*Stated problem*. Search the data below for "title"; list each line that holds it.

───── Entries supplied ─────

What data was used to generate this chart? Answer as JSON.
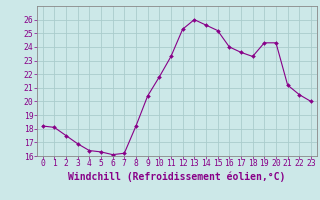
{
  "x": [
    0,
    1,
    2,
    3,
    4,
    5,
    6,
    7,
    8,
    9,
    10,
    11,
    12,
    13,
    14,
    15,
    16,
    17,
    18,
    19,
    20,
    21,
    22,
    23
  ],
  "y": [
    18.2,
    18.1,
    17.5,
    16.9,
    16.4,
    16.3,
    16.1,
    16.2,
    18.2,
    20.4,
    21.8,
    23.3,
    25.3,
    26.0,
    25.6,
    25.2,
    24.0,
    23.6,
    23.3,
    24.3,
    24.3,
    21.2,
    20.5,
    20.0
  ],
  "line_color": "#880088",
  "marker": "D",
  "marker_size": 2.0,
  "bg_color": "#cce8e8",
  "grid_color": "#aacccc",
  "xlabel": "Windchill (Refroidissement éolien,°C)",
  "xlim": [
    -0.5,
    23.5
  ],
  "ylim": [
    16,
    27
  ],
  "yticks": [
    16,
    17,
    18,
    19,
    20,
    21,
    22,
    23,
    24,
    25,
    26
  ],
  "xticks": [
    0,
    1,
    2,
    3,
    4,
    5,
    6,
    7,
    8,
    9,
    10,
    11,
    12,
    13,
    14,
    15,
    16,
    17,
    18,
    19,
    20,
    21,
    22,
    23
  ],
  "tick_label_fontsize": 5.8,
  "xlabel_fontsize": 7.0,
  "axis_label_color": "#880088",
  "tick_color": "#880088",
  "spine_color": "#888888"
}
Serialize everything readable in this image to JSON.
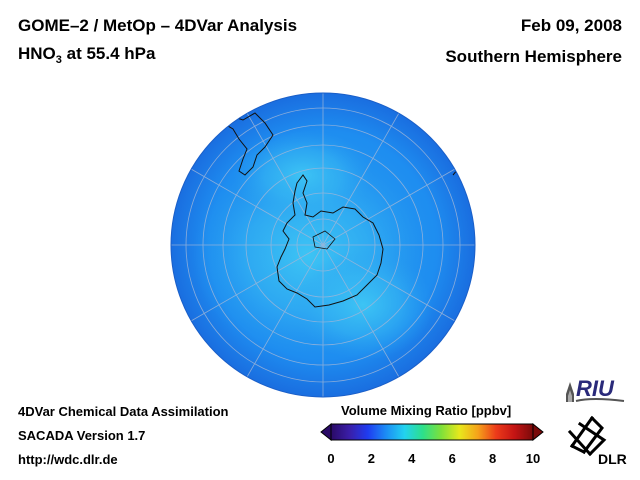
{
  "header": {
    "title": "GOME–2 / MetOp – 4DVar Analysis",
    "species_main": "HNO",
    "species_sub": "3",
    "species_rest": " at 55.4 hPa",
    "date": "Feb 09, 2008",
    "hemisphere": "Southern Hemisphere"
  },
  "footer": {
    "line1": "4DVar Chemical Data Assimilation",
    "line2": "SACADA Version 1.7",
    "line3": "http://wdc.dlr.de"
  },
  "colorbar": {
    "title": "Volume Mixing Ratio [ppbv]",
    "ticks": [
      "0",
      "2",
      "4",
      "6",
      "8",
      "10"
    ],
    "min": 0,
    "max": 10,
    "colors": [
      "#2a0a66",
      "#3a1ea8",
      "#1f3cf0",
      "#1c8df5",
      "#22d2f0",
      "#2de08a",
      "#7ee03a",
      "#e8e81c",
      "#f5a21a",
      "#ec3a1a",
      "#c41414",
      "#7a0a0a"
    ]
  },
  "map": {
    "projection": "orthographic, south pole centered",
    "background_color": "#1f8bf0",
    "field_range_ppbv": [
      2.5,
      4.0
    ]
  },
  "logos": {
    "riu": "RIU",
    "dlr": "DLR"
  }
}
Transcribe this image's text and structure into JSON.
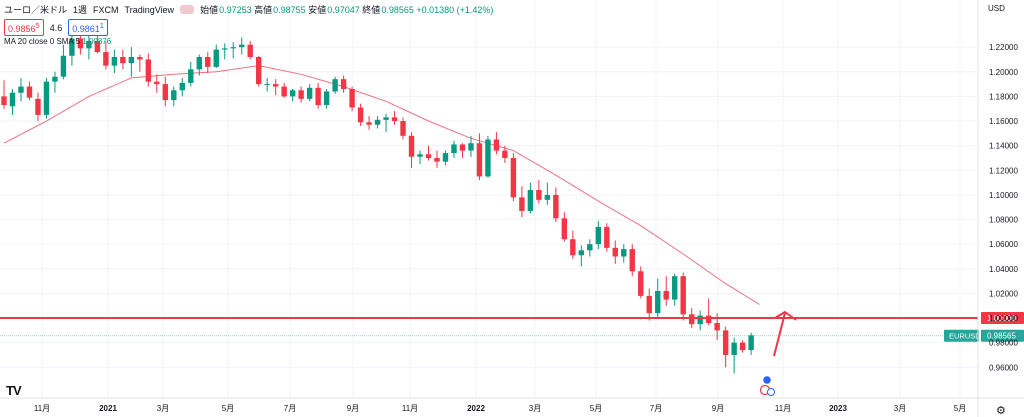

─────

*Complete response*.
    "title": "GOME–2 / MetOp – 4DVar Analysis",
    "title": "Volume Mixing Ratio [ppbv]",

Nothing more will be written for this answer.